■ What you will do
Continue the GCC mailing-list thread below about the pair mem fusion patch, starting right after its last line.

Re: [Patch, rs6000, aarch64, middle-end] Add implementation for different targets for pair mem fusion

Ajit Agarwal Fri, 31 May 2024 09:59:47 -0700

Hello Richard:

On 31/05/24 8:08 pm, Richard Sandiford wrote:
> Ajit Agarwal <aagar...@linux.ibm.com> writes:
>> On 31/05/24 3:23 pm, Richard Sandiford wrote:
>>> Ajit Agarwal <aagar...@linux.ibm.com> writes:
>>>> Hello All:
>>>>
>>>> Common infrastructure using generic code for pair mem fusion of different
>>>> targets.
>>>>
>>>> rs6000 target specific specific code implements virtual functions defined
>>>> by generic code.
>>>>
>>>> Code is implemented with pure virtual functions to interface with target
>>>> code.
>>>>
>>>> Target specific code are added in rs6000-mem-fusion.cc and additional 
>>>> virtual
>>>> function implementation required for rs6000 are added in 
>>>> aarch64-ldp-fusion.cc.
>>>>
>>>> Bootstrapped and regtested for aarch64-linux-gnu and powerpc64-linux-gnu.
>>>>
>>>> Thanks & Regards
>>>> Ajit
>>>>
>>>>
>>>> aarch64, rs6000, middle-end: Add implementation for different targets for 
>>>> pair mem fusion
>>>>
>>>> Common infrastructure using generic code for pair mem fusion of different
>>>> targets.
>>>>
>>>> rs6000 target specific specific code implements virtual functions defined
>>>> by generic code.
>>>>
>>>> Code is implemented with pure virtual functions to interface with target
>>>> code.
>>>>
>>>> Target specific code are added in rs6000-mem-fusion.cc and additional 
>>>> virtual
>>>> function implementation required for rs6000 are added in 
>>>> aarch64-ldp-fusion.cc.
>>>>
>>>> 2024-05-31  Ajit Kumar Agarwal  <aagar...@linux.ibm.com>
>>>>
>>>> gcc/ChangeLog:
>>>>
>>>>    * config/aarch64/aarch64-ldp-fusion.cc: Add target specific
>>>>    implementation of additional virtual functions added in pair_fusion
>>>>    struct.
>>>>    * config/rs6000/rs6000-passes.def: New mem fusion pass
>>>>    before pass_early_remat.
>>>>    * config/rs6000/rs6000-mem-fusion.cc: Add new pass.
>>>>    Add target specific implementation using pure virtual
>>>>    functions.
>>>>    * config.gcc: Add new object file.
>>>>    * config/rs6000/rs6000-protos.h: Add new prototype for mem
>>>>    fusion pass.
>>>>    * config/rs6000/t-rs6000: Add new rule.
>>>>    * rtl-ssa/accesses.h: Moved set_is_live_out_use as public
>>>>    from private.
>>>>
>>>> gcc/testsuite/ChangeLog:
>>>>
>>>>    * g++.target/powerpc/me-fusion.C: New test.
>>>>    * g++.target/powerpc/mem-fusion-1.C: New test.
>>>>    * gcc.target/powerpc/mma-builtin-1.c: Modify test.
>>>> ---
>>>
>>> This isn't a complete review, just some initial questions & comments
>>> about selected parts.
>>>
>>>> [...]
>>>> +/* Check whether load can be fusable or not.
>>>> +   Return true if dependent use is UNSPEC otherwise false.  */
>>>> +bool
>>>> +rs6000_pair_fusion::fuseable_load_p (insn_info *info)

■ Material provided
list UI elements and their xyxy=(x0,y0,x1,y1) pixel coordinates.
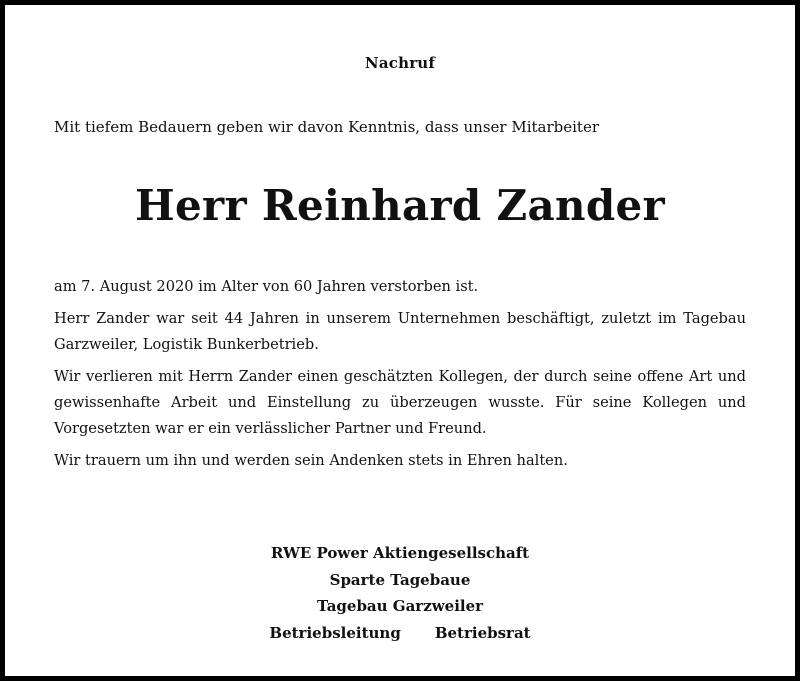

■ Final result
>>>> +{
>>>> +  rtx_insn *insn = info->rtl ();
>>>> +
>>>> +  for (rtx note = REG_NOTES (insn); note; note = XEXP (note, 1))
>>>> +    if (REG_NOTE_KIND (note) == REG_EQUAL
>>>> +  || REG_NOTE_KIND (note) == REG_EQUIV)
>>>> +      return false;
>>>
>>> It's unusual to punt on an optimisation because of a REG_EQUAL/EQUIV
>>> note.  What's the reason for doing this?  Are you trying to avoid
>>> fusing pairs before reload that are equivalent to a MEM (i.e. have
>>> a natural spill slot)?  I think Alex hit a similar situation.
>>>
>>
>> We have used the above check because of some SPEC benchmarks failing with
>> with MEM pairs having REG_EQUAL/EQUIV notes.
>>
>> By adding the checks the benchmarks passes and also it improves the
>> performance.
>>
>> This checks were added during initial implementation of pair fusion
>> pass.
>>
>> I will investigate further if this check is still required or not.
> 
> Thanks.  If it does affect SPEC results, it would be good to look
> at the underlying reason, as a justification for the check.
> 
> AIUI, the case Alex was due to the way that the RA recognises:
> 
>   (set (reg R) (mem address-of-a-stack-variable))
>     REG_EQUIV: (mem address-of-a-stack-variable)
> 
> where the REG_EQUIV is either explicit or detected by the RA.
> If R needs to be spilled, it can then be spilled to its existing
> location on the stack.  And if R needs to be spilled in the
> instruction above (because of register pressure before the first
> use of R), the RA is able to delete the instruction.
> 
> But if that is the reason, the condition should be restricted
> to cases in which the note is a memory.
> 
> I think Alex had tried something similar and found that it wasn't
> always effective.
>


Sure I will check.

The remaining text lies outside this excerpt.